# DATA ENTRIES:
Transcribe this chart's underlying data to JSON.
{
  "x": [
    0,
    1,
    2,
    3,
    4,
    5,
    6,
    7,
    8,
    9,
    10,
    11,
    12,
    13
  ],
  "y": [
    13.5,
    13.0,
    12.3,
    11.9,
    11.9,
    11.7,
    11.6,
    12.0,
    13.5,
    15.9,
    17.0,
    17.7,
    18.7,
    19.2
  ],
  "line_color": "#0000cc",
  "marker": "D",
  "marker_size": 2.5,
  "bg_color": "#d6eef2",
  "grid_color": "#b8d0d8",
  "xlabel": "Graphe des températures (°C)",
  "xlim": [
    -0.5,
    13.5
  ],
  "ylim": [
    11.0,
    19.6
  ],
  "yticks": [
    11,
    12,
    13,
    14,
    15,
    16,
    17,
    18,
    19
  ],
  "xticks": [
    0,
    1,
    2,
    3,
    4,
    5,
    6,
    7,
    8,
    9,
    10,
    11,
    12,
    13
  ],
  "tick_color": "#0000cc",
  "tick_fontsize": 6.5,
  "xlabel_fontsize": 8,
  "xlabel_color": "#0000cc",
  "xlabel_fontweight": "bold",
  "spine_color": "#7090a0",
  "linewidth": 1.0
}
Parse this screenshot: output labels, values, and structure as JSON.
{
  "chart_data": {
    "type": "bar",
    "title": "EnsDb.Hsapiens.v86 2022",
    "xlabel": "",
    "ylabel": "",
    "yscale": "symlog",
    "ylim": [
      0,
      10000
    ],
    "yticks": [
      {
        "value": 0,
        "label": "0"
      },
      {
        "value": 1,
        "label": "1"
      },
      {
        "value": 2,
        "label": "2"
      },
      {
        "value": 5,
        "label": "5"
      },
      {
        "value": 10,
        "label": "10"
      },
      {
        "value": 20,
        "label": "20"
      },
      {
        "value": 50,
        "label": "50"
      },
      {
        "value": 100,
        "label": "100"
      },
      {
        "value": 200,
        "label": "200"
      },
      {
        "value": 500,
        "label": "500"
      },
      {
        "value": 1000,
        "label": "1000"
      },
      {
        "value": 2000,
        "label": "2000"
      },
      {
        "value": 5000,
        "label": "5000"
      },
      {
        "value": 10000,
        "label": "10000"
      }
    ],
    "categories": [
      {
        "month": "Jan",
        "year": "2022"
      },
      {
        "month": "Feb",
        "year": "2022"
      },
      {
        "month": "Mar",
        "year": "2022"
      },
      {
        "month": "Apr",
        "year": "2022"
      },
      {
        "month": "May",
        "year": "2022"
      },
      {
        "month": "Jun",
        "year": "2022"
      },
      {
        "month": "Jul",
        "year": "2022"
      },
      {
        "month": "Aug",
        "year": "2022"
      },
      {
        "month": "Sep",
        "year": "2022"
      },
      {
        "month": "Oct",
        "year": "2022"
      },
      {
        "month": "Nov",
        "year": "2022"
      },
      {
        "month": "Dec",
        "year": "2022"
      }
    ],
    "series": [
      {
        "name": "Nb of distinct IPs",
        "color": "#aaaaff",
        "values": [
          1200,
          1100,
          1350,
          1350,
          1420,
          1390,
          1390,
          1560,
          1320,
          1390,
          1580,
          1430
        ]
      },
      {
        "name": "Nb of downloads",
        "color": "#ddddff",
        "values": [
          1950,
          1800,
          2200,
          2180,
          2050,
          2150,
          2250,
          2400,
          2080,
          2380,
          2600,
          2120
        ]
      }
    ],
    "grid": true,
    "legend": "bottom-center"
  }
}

# EXERCISE BRIEF:
Repeat each record exactly. Omit nothing.

# REPLY TO THE EXERCISE:
Transcribe this chart's underlying data to JSON.
{
  "x": [
    0,
    1,
    2,
    3,
    4,
    5,
    6,
    7,
    8,
    9,
    10,
    11,
    12,
    13
  ],
  "y": [
    13.5,
    13.0,
    12.3,
    11.9,
    11.9,
    11.7,
    11.6,
    12.0,
    13.5,
    15.9,
    17.0,
    17.7,
    18.7,
    19.2
  ],
  "line_color": "#0000cc",
  "marker": "D",
  "marker_size": 2.5,
  "bg_color": "#d6eef2",
  "grid_color": "#b8d0d8",
  "xlabel": "Graphe des températures (°C)",
  "xlim": [
    -0.5,
    13.5
  ],
  "ylim": [
    11.0,
    19.6
  ],
  "yticks": [
    11,
    12,
    13,
    14,
    15,
    16,
    17,
    18,
    19
  ],
  "xticks": [
    0,
    1,
    2,
    3,
    4,
    5,
    6,
    7,
    8,
    9,
    10,
    11,
    12,
    13
  ],
  "tick_color": "#0000cc",
  "tick_fontsize": 6.5,
  "xlabel_fontsize": 8,
  "xlabel_color": "#0000cc",
  "xlabel_fontweight": "bold",
  "spine_color": "#7090a0",
  "linewidth": 1.0
}
Parse this screenshot: output labels, values, and structure as JSON.
{
  "chart_data": {
    "type": "bar",
    "title": "EnsDb.Hsapiens.v86 2022",
    "xlabel": "",
    "ylabel": "",
    "yscale": "symlog",
    "ylim": [
      0,
      10000
    ],
    "yticks": [
      {
        "value": 0,
        "label": "0"
      },
      {
        "value": 1,
        "label": "1"
      },
      {
        "value": 2,
        "label": "2"
      },
      {
        "value": 5,
        "label": "5"
      },
      {
        "value": 10,
        "label": "10"
      },
      {
        "value": 20,
        "label": "20"
      },
      {
        "value": 50,
        "label": "50"
      },
      {
        "value": 100,
        "label": "100"
      },
      {
        "value": 200,
        "label": "200"
      },
      {
        "value": 500,
        "label": "500"
      },
      {
        "value": 1000,
        "label": "1000"
      },
      {
        "value": 2000,
        "label": "2000"
      },
      {
        "value": 5000,
        "label": "5000"
      },
      {
        "value": 10000,
        "label": "10000"
      }
    ],
    "categories": [
      {
        "month": "Jan",
        "year": "2022"
      },
      {
        "month": "Feb",
        "year": "2022"
      },
      {
        "month": "Mar",
        "year": "2022"
      },
      {
        "month": "Apr",
        "year": "2022"
      },
      {
        "month": "May",
        "year": "2022"
      },
      {
        "month": "Jun",
        "year": "2022"
      },
      {
        "month": "Jul",
        "year": "2022"
      },
      {
        "month": "Aug",
        "year": "2022"
      },
      {
        "month": "Sep",
        "year": "2022"
      },
      {
        "month": "Oct",
        "year": "2022"
      },
      {
        "month": "Nov",
        "year": "2022"
      },
      {
        "month": "Dec",
        "year": "2022"
      }
    ],
    "series": [
      {
        "name": "Nb of distinct IPs",
        "color": "#aaaaff",
        "values": [
          1200,
          1100,
          1350,
          1350,
          1420,
          1390,
          1390,
          1560,
          1320,
          1390,
          1580,
          1430
        ]
      },
      {
        "name": "Nb of downloads",
        "color": "#ddddff",
        "values": [
          1950,
          1800,
          2200,
          2180,
          2050,
          2150,
          2250,
          2400,
          2080,
          2380,
          2600,
          2120
        ]
      }
    ],
    "grid": true,
    "legend": "bottom-center"
  }
}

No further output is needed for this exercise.